YOUR GOAL
Exactly reproduce the entries, dropping any pictures from your copy.

Dataset entries
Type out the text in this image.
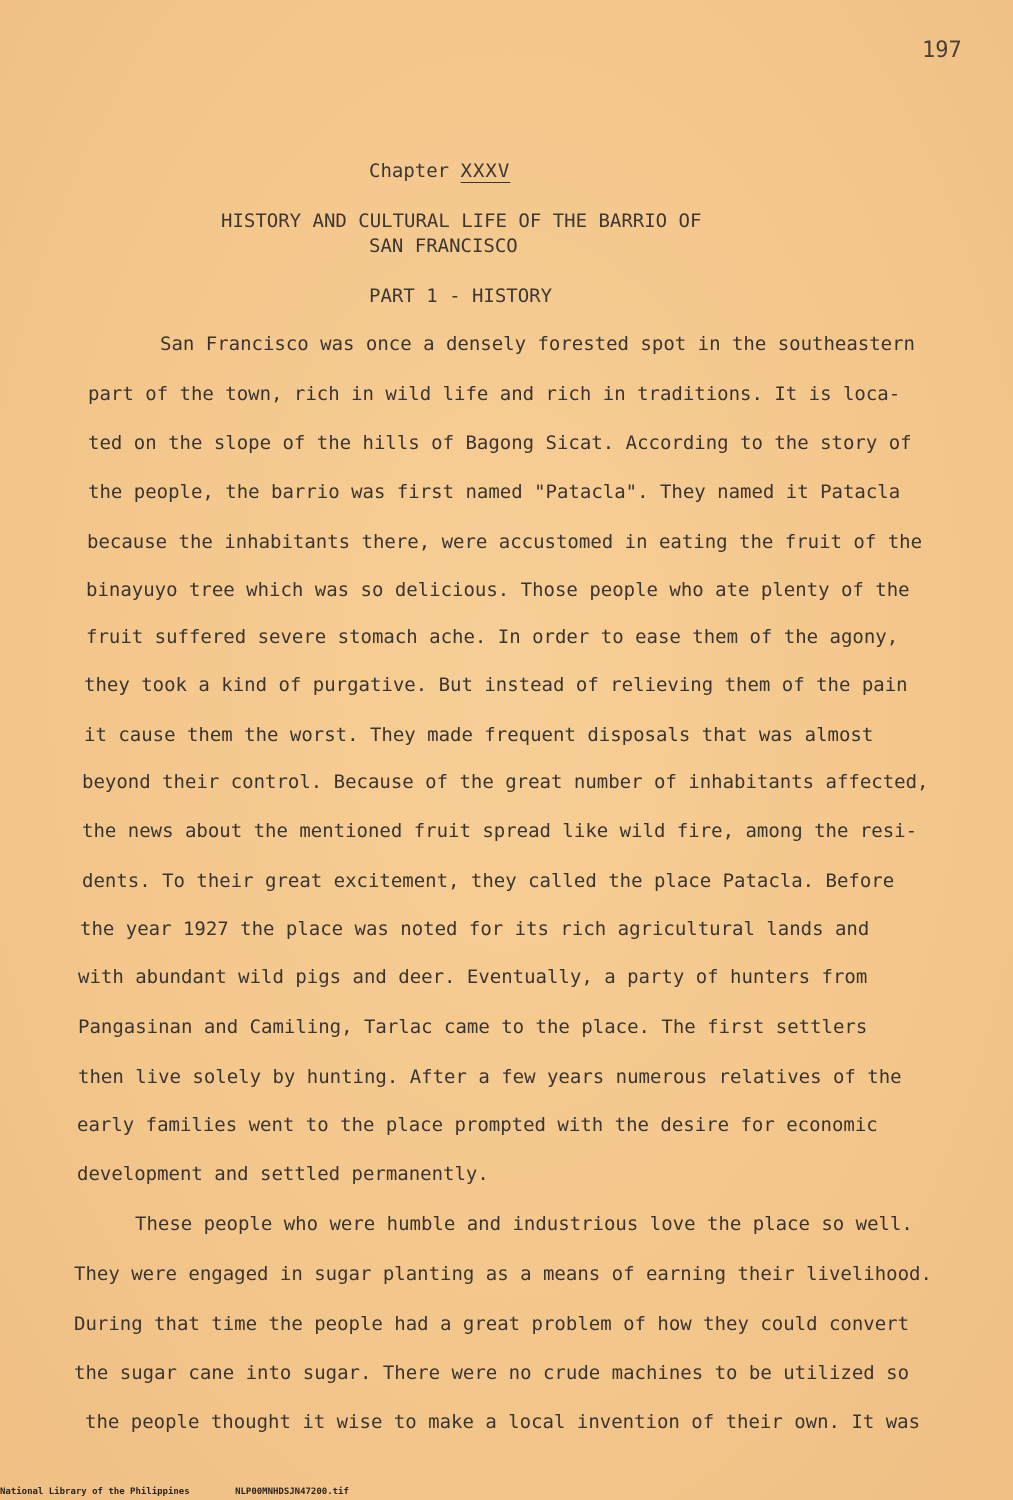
197
Chapter XXXV
HISTORY AND CULTURAL LIFE OF THE BARRIO OF
SAN FRANCISCO
PART 1 - HISTORY
San Francisco was once a densely forested spot in the southeastern
part of the town, rich in wild life and rich in traditions. It is loca-
ted on the slope of the hills of Bagong Sicat. According to the story of
the people, the barrio was first named "Patacla". They named it Patacla
because the inhabitants there, were accustomed in eating the fruit of the
binayuyo tree which was so delicious. Those people who ate plenty of the
fruit suffered severe stomach ache. In order to ease them of the agony,
they took a kind of purgative. But instead of relieving them of the pain
it cause them the worst. They made frequent disposals that was almost
beyond their control. Because of the great number of inhabitants affected,
the news about the mentioned fruit spread like wild fire, among the resi-
dents. To their great excitement, they called the place Patacla. Before
the year 1927 the place was noted for its rich agricultural lands and
with abundant wild pigs and deer. Eventually, a party of hunters from
Pangasinan and Camiling, Tarlac came to the place. The first settlers
then live solely by hunting. After a few years numerous relatives of the
early families went to the place prompted with the desire for economic
development and settled permanently.
These people who were humble and industrious love the place so well.
They were engaged in sugar planting as a means of earning their livelihood.
During that time the people had a great problem of how they could convert
the sugar cane into sugar. There were no crude machines to be utilized so
the people thought it wise to make a local invention of their own. It was
National Library of the Philippines	NLP00MNHDSJN47200.tif
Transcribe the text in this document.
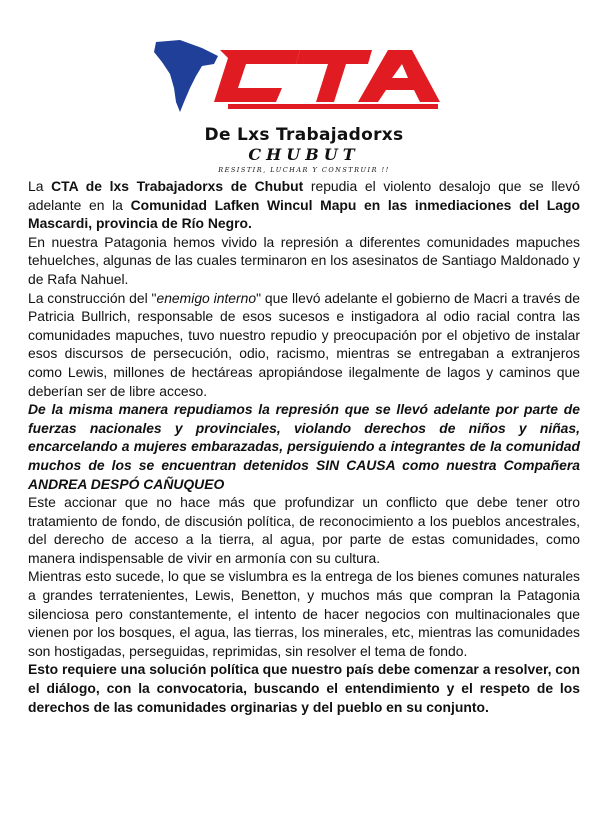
CTA
De Lxs Trabajadorxs
CHUBUT
RESISTIR, LUCHAR Y CONSTRUIR !!

La CTA de lxs Trabajadorxs de Chubut repudia el violento desalojo que se llevó adelante en la Comunidad Lafken Wincul Mapu en las inmediaciones del Lago Mascardi, provincia de Río Negro.

En nuestra Patagonia hemos vivido la represión a diferentes comunidades mapuches tehuelches, algunas de las cuales terminaron en los asesinatos de Santiago Maldonado y de Rafa Nahuel.

La construcción del "enemigo interno" que llevó adelante el gobierno de Macri a través de Patricia Bullrich, responsable de esos sucesos e instigadora al odio racial contra las comunidades mapuches, tuvo nuestro repudio y preocupación por el objetivo de instalar esos discursos de persecución, odio, racismo, mientras se entregaban a extranjeros como Lewis, millones de hectáreas apropiándose ilegalmente de lagos y caminos que deberían ser de libre acceso.

De la misma manera repudiamos la represión que se llevó adelante por parte de fuerzas nacionales y provinciales, violando derechos de niños y niñas, encarcelando a mujeres embarazadas, persiguiendo a integrantes de la comunidad muchos de los se encuentran detenidos SIN CAUSA como nuestra Compañera ANDREA DESPÓ CAÑUQUEO

Este accionar que no hace más que profundizar un conflicto que debe tener otro tratamiento de fondo, de discusión política, de reconocimiento a los pueblos ancestrales, del derecho de acceso a la tierra, al agua, por parte de estas comunidades, como manera indispensable de vivir en armonía con su cultura.

Mientras esto sucede, lo que se vislumbra es la entrega de los bienes comunes naturales a grandes terratenientes, Lewis, Benetton, y muchos más que compran la Patagonia silenciosa pero constantemente, el intento de hacer negocios con multinacionales que vienen por los bosques, el agua, las tierras, los minerales, etc, mientras las comunidades son hostigadas, perseguidas, reprimidas, sin resolver el tema de fondo.

Esto requiere una solución política que nuestro país debe comenzar a resolver, con el diálogo, con la convocatoria, buscando el entendimiento y el respeto de los derechos de las comunidades orginarias y del pueblo en su conjunto.
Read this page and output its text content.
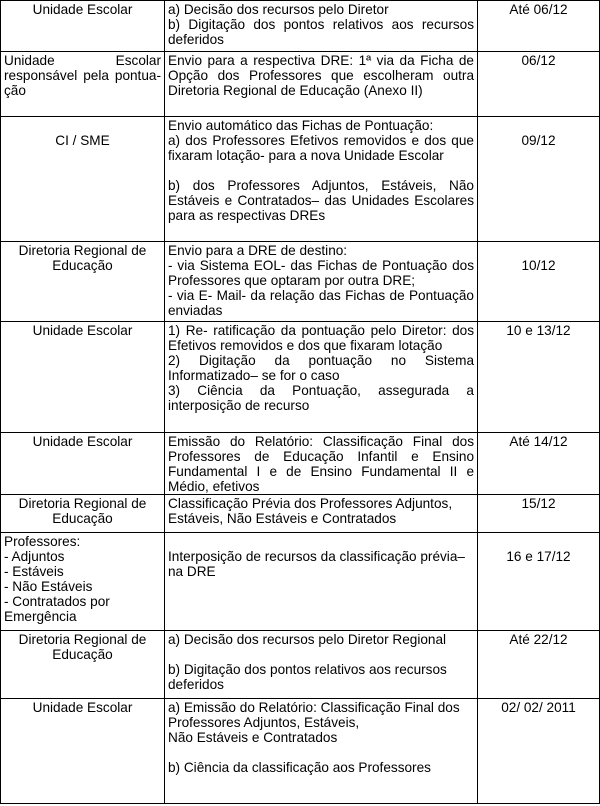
Unidade Escolar	a) Decisão dos recursos pelo Diretor
b) Digitação dos pontos relativos aos recursos deferidos	Até 06/12

Unidade Escolar responsável pela pontua-ção	Envio para a respectiva DRE: 1ª via da Ficha de Opção dos Professores que escolheram outra Diretoria Regional de Educação (Anexo II)	06/12

CI / SME	Envio automático das Fichas de Pontuação:
a) dos Professores Efetivos removidos e dos que fixaram lotação- para a nova Unidade Escolar
b) dos Professores Adjuntos, Estáveis, Não Estáveis e Contratados– das Unidades Escolares para as respectivas DREs	09/12

Diretoria Regional de Educação	Envio para a DRE de destino:
- via Sistema EOL- das Fichas de Pontuação dos Professores que optaram por outra DRE;
- via E- Mail- da relação das Fichas de Pontuação enviadas	10/12

Unidade Escolar	1) Re- ratificação da pontuação pelo Diretor: dos Efetivos removidos e dos que fixaram lotação
2) Digitação da pontuação no Sistema Informatizado– se for o caso
3) Ciência da Pontuação, assegurada a interposição de recurso	10 e 13/12

Unidade Escolar	Emissão do Relatório: Classificação Final dos Professores de Educação Infantil e Ensino Fundamental I e de Ensino Fundamental II e Médio, efetivos	Até 14/12

Diretoria Regional de Educação	Classificação Prévia dos Professores Adjuntos, Estáveis, Não Estáveis e Contratados	15/12

Professores:
- Adjuntos
- Estáveis
- Não Estáveis
- Contratados por Emergência	Interposição de recursos da classificação prévia– na DRE	16 e 17/12

Diretoria Regional de Educação	a) Decisão dos recursos pelo Diretor Regional
b) Digitação dos pontos relativos aos recursos deferidos	Até 22/12

Unidade Escolar	a) Emissão do Relatório: Classificação Final dos Professores Adjuntos, Estáveis,
Não Estáveis e Contratados
b) Ciência da classificação aos Professores	02/ 02/ 2011
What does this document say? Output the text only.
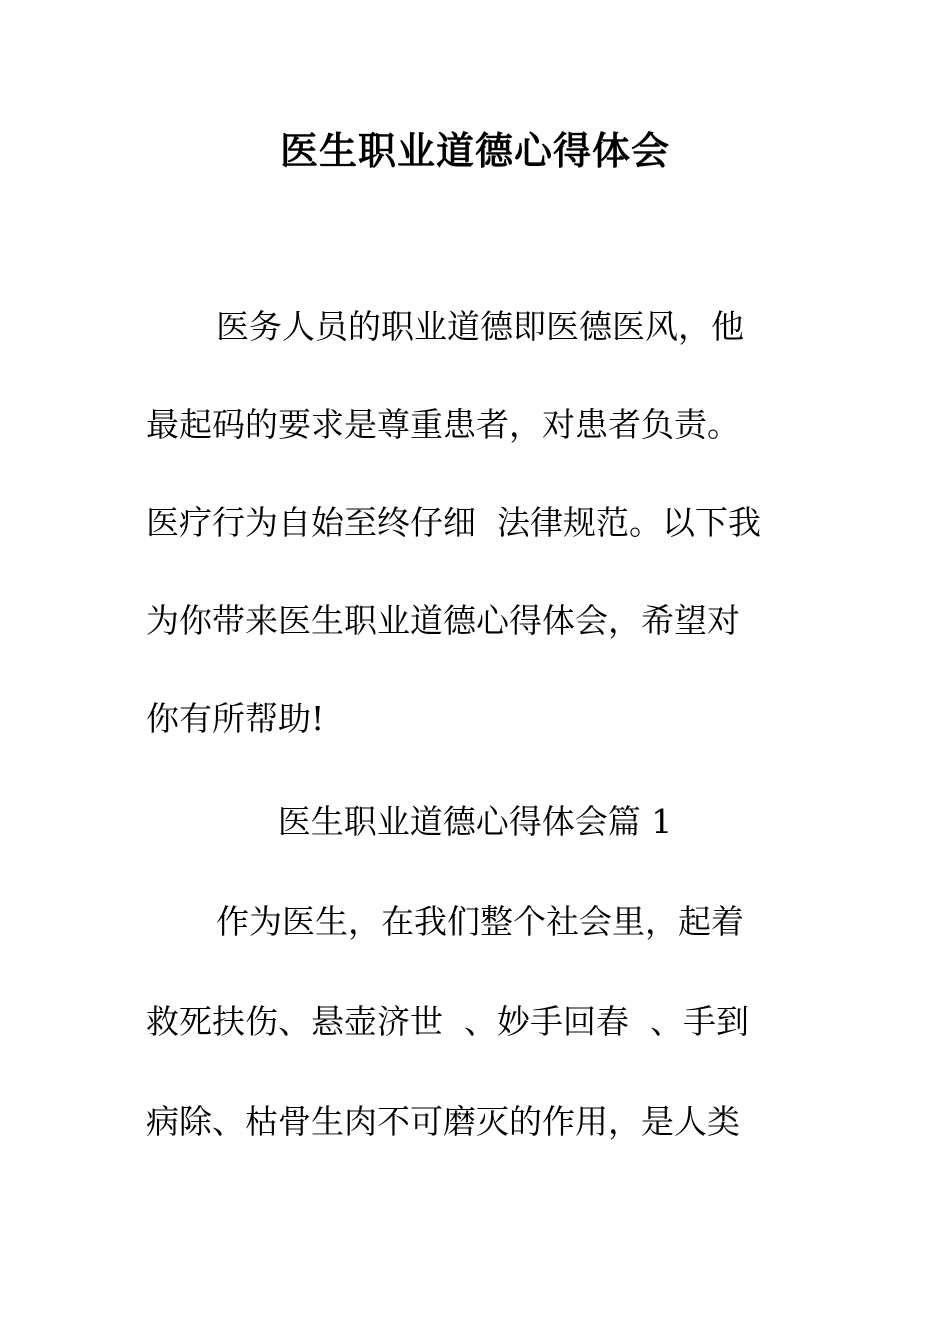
医生职业道德心得体会
医务人员的职业道德即医德医风，他
最起码的要求是尊重患者，对患者负责。
医疗行为自始至终仔细  法律规范。以下我
为你带来医生职业道德心得体会，希望对
你有所帮助!
医生职业道德心得体会篇 1
作为医生，在我们整个社会里，起着
救死扶伤、悬壶济世  、妙手回春  、手到
病除、枯骨生肉不可磨灭的作用，是人类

EXERCISE RESPONSE
Type out the text in this image.
197
Chapter XXXV
HISTORY AND CULTURAL LIFE OF THE BARRIO OF
SAN FRANCISCO
PART 1 - HISTORY
San Francisco was once a densely forested spot in the southeastern
part of the town, rich in wild life and rich in traditions. It is loca-
ted on the slope of the hills of Bagong Sicat. According to the story of
the people, the barrio was first named "Patacla". They named it Patacla
because the inhabitants there, were accustomed in eating the fruit of the
binayuyo tree which was so delicious. Those people who ate plenty of the
fruit suffered severe stomach ache. In order to ease them of the agony,
they took a kind of purgative. But instead of relieving them of the pain
it cause them the worst. They made frequent disposals that was almost
beyond their control. Because of the great number of inhabitants affected,
the news about the mentioned fruit spread like wild fire, among the resi-
dents. To their great excitement, they called the place Patacla. Before
the year 1927 the place was noted for its rich agricultural lands and
with abundant wild pigs and deer. Eventually, a party of hunters from
Pangasinan and Camiling, Tarlac came to the place. The first settlers
then live solely by hunting. After a few years numerous relatives of the
early families went to the place prompted with the desire for economic
development and settled permanently.
These people who were humble and industrious love the place so well.
They were engaged in sugar planting as a means of earning their livelihood.
During that time the people had a great problem of how they could convert
the sugar cane into sugar. There were no crude machines to be utilized so
the people thought it wise to make a local invention of their own. It was
National Library of the Philippines	NLP00MNHDSJN47200.tif
Transcribe the text in this document.
CTA
De Lxs Trabajadorxs
CHUBUT
RESISTIR, LUCHAR Y CONSTRUIR !!

La CTA de lxs Trabajadorxs de Chubut repudia el violento desalojo que se llevó adelante en la Comunidad Lafken Wincul Mapu en las inmediaciones del Lago Mascardi, provincia de Río Negro.

En nuestra Patagonia hemos vivido la represión a diferentes comunidades mapuches tehuelches, algunas de las cuales terminaron en los asesinatos de Santiago Maldonado y de Rafa Nahuel.

La construcción del "enemigo interno" que llevó adelante el gobierno de Macri a través de Patricia Bullrich, responsable de esos sucesos e instigadora al odio racial contra las comunidades mapuches, tuvo nuestro repudio y preocupación por el objetivo de instalar esos discursos de persecución, odio, racismo, mientras se entregaban a extranjeros como Lewis, millones de hectáreas apropiándose ilegalmente de lagos y caminos que deberían ser de libre acceso.

De la misma manera repudiamos la represión que se llevó adelante por parte de fuerzas nacionales y provinciales, violando derechos de niños y niñas, encarcelando a mujeres embarazadas, persiguiendo a integrantes de la comunidad muchos de los se encuentran detenidos SIN CAUSA como nuestra Compañera ANDREA DESPÓ CAÑUQUEO

Este accionar que no hace más que profundizar un conflicto que debe tener otro tratamiento de fondo, de discusión política, de reconocimiento a los pueblos ancestrales, del derecho de acceso a la tierra, al agua, por parte de estas comunidades, como manera indispensable de vivir en armonía con su cultura.

Mientras esto sucede, lo que se vislumbra es la entrega de los bienes comunes naturales a grandes terratenientes, Lewis, Benetton, y muchos más que compran la Patagonia silenciosa pero constantemente, el intento de hacer negocios con multinacionales que vienen por los bosques, el agua, las tierras, los minerales, etc, mientras las comunidades son hostigadas, perseguidas, reprimidas, sin resolver el tema de fondo.

Esto requiere una solución política que nuestro país debe comenzar a resolver, con el diálogo, con la convocatoria, buscando el entendimiento y el respeto de los derechos de las comunidades orginarias y del pueblo en su conjunto.
Read this page and output its text content.
Unidade Escolar	a) Decisão dos recursos pelo Diretor
b) Digitação dos pontos relativos aos recursos deferidos	Até 06/12

Unidade Escolar responsável pela pontua-ção	Envio para a respectiva DRE: 1ª via da Ficha de Opção dos Professores que escolheram outra Diretoria Regional de Educação (Anexo II)	06/12

CI / SME	Envio automático das Fichas de Pontuação:
a) dos Professores Efetivos removidos e dos que fixaram lotação- para a nova Unidade Escolar
b) dos Professores Adjuntos, Estáveis, Não Estáveis e Contratados– das Unidades Escolares para as respectivas DREs	09/12

Diretoria Regional de Educação	Envio para a DRE de destino:
- via Sistema EOL- das Fichas de Pontuação dos Professores que optaram por outra DRE;
- via E- Mail- da relação das Fichas de Pontuação enviadas	10/12

Unidade Escolar	1) Re- ratificação da pontuação pelo Diretor: dos Efetivos removidos e dos que fixaram lotação
2) Digitação da pontuação no Sistema Informatizado– se for o caso
3) Ciência da Pontuação, assegurada a interposição de recurso	10 e 13/12

Unidade Escolar	Emissão do Relatório: Classificação Final dos Professores de Educação Infantil e Ensino Fundamental I e de Ensino Fundamental II e Médio, efetivos	Até 14/12

Diretoria Regional de Educação	Classificação Prévia dos Professores Adjuntos, Estáveis, Não Estáveis e Contratados	15/12

Professores:
- Adjuntos
- Estáveis
- Não Estáveis
- Contratados por Emergência	Interposição de recursos da classificação prévia– na DRE	16 e 17/12

Diretoria Regional de Educação	a) Decisão dos recursos pelo Diretor Regional
b) Digitação dos pontos relativos aos recursos deferidos	Até 22/12

Unidade Escolar	a) Emissão do Relatório: Classificação Final dos Professores Adjuntos, Estáveis,
Não Estáveis e Contratados
b) Ciência da classificação aos Professores	02/ 02/ 2011
What does this document say? Output the text only.
医生职业道德心得体会
医务人员的职业道德即医德医风，他
最起码的要求是尊重患者，对患者负责。
医疗行为自始至终仔细  法律规范。以下我
为你带来医生职业道德心得体会，希望对
你有所帮助!
医生职业道德心得体会篇 1
作为医生，在我们整个社会里，起着
救死扶伤、悬壶济世  、妙手回春  、手到
病除、枯骨生肉不可磨灭的作用，是人类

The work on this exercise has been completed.